WHAT YOU WILL DO
Rewrite the opinion piece on Billy Slater from "A reluctance to" to "1300 Smiles Stadium.", changing "sports journalists" to "sports writers".

PASSAGE TO READ

=-=-=

Oh so wrong on Slater: Opinion
Footy fans are always quick to lay claim to the player they "always" knew was going to make it.
It's as if some kind of social currency is contingent upon us immediately identifying a prodigious talent the first time we cast eyes upon them.
What we don't like to so readily admit is the occasions where we got it wrong.
As in, completely, unbelievably, embarrassingly, head-shakingly wrong.
A reluctance to admit fault is especially the case for sports journalists, where being blindly stubborn and self-assured is half the profession.
I can clearly remember, however, my most lamentable assessment of ability.
The year was 2002 and the North Queensland Cowboys, who were down on their luck at the time, hosted the Brisbane Broncos at what is now 1300 Smiles Stadium.
I was working for the Townsville Bulletin and in the curtain-raiser match there was a young winger named Billy Slater.
All week leading into the game I'd been told to watch out for him by my sports editor, who was friends with Doug Slater, Billy's cousin and another media type who worked for a different branch of the same company.

=-=-=

GIVEN INFORMATION
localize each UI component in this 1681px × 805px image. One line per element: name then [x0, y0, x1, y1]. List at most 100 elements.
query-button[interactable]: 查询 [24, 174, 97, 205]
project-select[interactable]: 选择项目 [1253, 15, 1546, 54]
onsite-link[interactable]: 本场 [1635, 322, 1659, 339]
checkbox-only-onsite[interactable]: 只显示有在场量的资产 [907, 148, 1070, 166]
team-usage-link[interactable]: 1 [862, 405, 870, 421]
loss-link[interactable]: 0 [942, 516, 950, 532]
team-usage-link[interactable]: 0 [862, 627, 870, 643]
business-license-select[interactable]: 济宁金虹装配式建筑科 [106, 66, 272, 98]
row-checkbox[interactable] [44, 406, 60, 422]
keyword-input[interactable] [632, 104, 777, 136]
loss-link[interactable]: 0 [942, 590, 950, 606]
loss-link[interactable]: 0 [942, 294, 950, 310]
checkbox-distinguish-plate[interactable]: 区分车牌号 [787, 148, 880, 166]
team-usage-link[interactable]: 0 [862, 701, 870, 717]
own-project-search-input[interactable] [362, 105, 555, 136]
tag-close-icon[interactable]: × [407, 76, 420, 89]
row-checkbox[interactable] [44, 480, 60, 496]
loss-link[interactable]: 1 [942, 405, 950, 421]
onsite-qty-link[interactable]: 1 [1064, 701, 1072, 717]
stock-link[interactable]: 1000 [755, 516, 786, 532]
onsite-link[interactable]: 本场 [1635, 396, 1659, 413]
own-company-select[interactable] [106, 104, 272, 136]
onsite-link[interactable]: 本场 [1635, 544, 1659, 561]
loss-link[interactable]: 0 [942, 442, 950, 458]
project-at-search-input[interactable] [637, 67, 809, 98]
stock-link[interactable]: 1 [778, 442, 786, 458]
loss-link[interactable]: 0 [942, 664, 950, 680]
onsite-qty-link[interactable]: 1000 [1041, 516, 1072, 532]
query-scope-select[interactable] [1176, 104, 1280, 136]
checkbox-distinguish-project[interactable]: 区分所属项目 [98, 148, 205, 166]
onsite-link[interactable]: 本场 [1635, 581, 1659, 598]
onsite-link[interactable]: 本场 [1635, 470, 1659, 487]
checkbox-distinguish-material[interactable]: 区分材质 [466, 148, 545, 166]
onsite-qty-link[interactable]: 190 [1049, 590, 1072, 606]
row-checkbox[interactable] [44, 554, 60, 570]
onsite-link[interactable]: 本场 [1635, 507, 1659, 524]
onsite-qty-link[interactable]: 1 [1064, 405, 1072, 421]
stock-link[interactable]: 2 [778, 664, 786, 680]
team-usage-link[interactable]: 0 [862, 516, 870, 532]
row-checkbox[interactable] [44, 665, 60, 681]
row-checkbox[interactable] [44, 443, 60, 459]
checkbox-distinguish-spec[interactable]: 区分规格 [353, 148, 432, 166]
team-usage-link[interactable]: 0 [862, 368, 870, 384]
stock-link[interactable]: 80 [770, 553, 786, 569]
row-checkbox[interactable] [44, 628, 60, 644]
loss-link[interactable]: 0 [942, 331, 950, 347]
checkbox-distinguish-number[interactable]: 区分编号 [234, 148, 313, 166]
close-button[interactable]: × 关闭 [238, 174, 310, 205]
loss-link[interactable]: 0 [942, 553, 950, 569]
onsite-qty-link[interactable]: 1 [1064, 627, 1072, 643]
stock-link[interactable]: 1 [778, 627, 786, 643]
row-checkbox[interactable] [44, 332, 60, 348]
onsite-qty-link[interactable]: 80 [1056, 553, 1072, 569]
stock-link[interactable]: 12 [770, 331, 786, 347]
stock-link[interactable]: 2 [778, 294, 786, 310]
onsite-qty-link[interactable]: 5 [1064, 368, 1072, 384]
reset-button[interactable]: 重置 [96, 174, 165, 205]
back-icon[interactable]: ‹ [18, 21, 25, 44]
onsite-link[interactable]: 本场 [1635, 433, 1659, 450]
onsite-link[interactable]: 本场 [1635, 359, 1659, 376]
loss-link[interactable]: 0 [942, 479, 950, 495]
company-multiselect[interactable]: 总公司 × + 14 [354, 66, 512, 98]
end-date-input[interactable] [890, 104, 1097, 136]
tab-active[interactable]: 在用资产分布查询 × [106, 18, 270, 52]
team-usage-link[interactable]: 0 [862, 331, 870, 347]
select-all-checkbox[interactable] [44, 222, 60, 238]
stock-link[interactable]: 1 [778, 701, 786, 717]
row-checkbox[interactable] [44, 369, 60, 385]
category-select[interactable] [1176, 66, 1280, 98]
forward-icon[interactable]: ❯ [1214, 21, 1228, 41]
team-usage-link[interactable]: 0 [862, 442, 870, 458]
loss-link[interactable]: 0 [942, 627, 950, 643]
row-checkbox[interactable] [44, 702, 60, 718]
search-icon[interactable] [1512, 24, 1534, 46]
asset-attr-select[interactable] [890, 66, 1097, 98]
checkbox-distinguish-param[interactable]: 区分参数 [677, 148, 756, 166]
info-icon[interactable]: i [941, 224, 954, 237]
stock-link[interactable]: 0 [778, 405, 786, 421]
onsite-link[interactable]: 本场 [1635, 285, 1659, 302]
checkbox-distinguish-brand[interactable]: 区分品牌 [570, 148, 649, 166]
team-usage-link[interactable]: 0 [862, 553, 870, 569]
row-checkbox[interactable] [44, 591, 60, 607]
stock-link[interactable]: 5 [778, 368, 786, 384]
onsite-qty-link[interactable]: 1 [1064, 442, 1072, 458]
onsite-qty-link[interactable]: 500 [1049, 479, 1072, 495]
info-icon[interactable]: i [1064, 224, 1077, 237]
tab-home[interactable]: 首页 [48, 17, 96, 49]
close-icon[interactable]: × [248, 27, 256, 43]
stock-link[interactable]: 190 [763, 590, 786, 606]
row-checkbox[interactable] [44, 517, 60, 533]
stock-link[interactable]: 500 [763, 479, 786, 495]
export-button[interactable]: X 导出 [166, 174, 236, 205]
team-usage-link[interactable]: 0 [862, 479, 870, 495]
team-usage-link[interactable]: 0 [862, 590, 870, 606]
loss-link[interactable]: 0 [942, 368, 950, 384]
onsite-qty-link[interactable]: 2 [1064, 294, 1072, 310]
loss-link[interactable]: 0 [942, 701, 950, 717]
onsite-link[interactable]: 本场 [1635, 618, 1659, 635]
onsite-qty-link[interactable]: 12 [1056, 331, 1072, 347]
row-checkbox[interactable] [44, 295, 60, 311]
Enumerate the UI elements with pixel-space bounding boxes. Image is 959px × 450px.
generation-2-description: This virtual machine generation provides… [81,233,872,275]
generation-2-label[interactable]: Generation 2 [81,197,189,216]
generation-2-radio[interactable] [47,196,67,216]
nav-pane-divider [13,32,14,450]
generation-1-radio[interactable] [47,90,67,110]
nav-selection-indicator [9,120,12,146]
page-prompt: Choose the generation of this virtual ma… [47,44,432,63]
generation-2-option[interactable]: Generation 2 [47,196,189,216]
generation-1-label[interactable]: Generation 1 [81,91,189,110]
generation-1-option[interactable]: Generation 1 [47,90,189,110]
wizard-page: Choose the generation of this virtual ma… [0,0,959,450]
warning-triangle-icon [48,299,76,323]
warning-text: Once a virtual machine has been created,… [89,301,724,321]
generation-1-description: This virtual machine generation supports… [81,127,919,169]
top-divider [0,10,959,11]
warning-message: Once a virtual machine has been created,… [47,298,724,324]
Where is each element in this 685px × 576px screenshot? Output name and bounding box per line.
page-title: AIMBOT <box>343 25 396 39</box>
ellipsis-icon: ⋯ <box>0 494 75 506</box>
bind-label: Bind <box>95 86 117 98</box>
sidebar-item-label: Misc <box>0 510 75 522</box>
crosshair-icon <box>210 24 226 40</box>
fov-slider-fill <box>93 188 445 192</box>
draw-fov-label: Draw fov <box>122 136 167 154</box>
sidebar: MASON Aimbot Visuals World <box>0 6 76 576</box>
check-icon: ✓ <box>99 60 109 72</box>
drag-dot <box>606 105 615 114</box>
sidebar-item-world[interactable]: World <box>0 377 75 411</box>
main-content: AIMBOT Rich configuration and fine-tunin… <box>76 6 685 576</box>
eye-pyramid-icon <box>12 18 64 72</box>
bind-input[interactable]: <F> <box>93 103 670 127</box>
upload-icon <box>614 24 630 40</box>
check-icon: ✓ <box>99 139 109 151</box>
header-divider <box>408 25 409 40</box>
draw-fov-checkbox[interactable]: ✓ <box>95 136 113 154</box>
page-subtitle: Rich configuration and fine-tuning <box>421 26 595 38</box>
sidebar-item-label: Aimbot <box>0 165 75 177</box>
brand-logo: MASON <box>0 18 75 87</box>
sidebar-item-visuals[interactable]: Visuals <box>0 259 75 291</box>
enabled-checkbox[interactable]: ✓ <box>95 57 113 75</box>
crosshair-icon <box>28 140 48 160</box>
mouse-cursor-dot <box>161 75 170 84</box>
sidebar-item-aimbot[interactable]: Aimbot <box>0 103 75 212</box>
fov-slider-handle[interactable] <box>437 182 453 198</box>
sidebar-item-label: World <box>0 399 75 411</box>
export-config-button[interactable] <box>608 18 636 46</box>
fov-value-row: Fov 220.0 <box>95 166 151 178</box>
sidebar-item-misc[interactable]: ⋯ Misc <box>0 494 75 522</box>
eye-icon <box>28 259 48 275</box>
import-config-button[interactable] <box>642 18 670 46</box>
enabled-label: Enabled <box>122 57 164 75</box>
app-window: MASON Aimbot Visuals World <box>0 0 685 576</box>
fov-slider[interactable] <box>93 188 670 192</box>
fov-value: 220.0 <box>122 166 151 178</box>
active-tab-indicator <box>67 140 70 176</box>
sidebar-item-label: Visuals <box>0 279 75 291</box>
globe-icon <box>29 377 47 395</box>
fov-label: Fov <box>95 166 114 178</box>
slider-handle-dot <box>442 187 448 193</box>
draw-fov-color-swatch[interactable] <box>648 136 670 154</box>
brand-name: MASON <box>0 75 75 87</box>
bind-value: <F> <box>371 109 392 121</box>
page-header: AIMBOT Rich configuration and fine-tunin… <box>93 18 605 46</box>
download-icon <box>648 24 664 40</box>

=-=-=

PROBLEM SOLUTION
A reluctance to admit fault is especially the case for sports writers, where being blindly stubborn and self-assured is half the profession.
I can clearly remember, however, my most lamentable assessment of ability.
The year was 2002 and the North Queensland Cowboys, who were down on their luck at the time, hosted the Brisbane Broncos at what is now 1300 Smiles Stadium.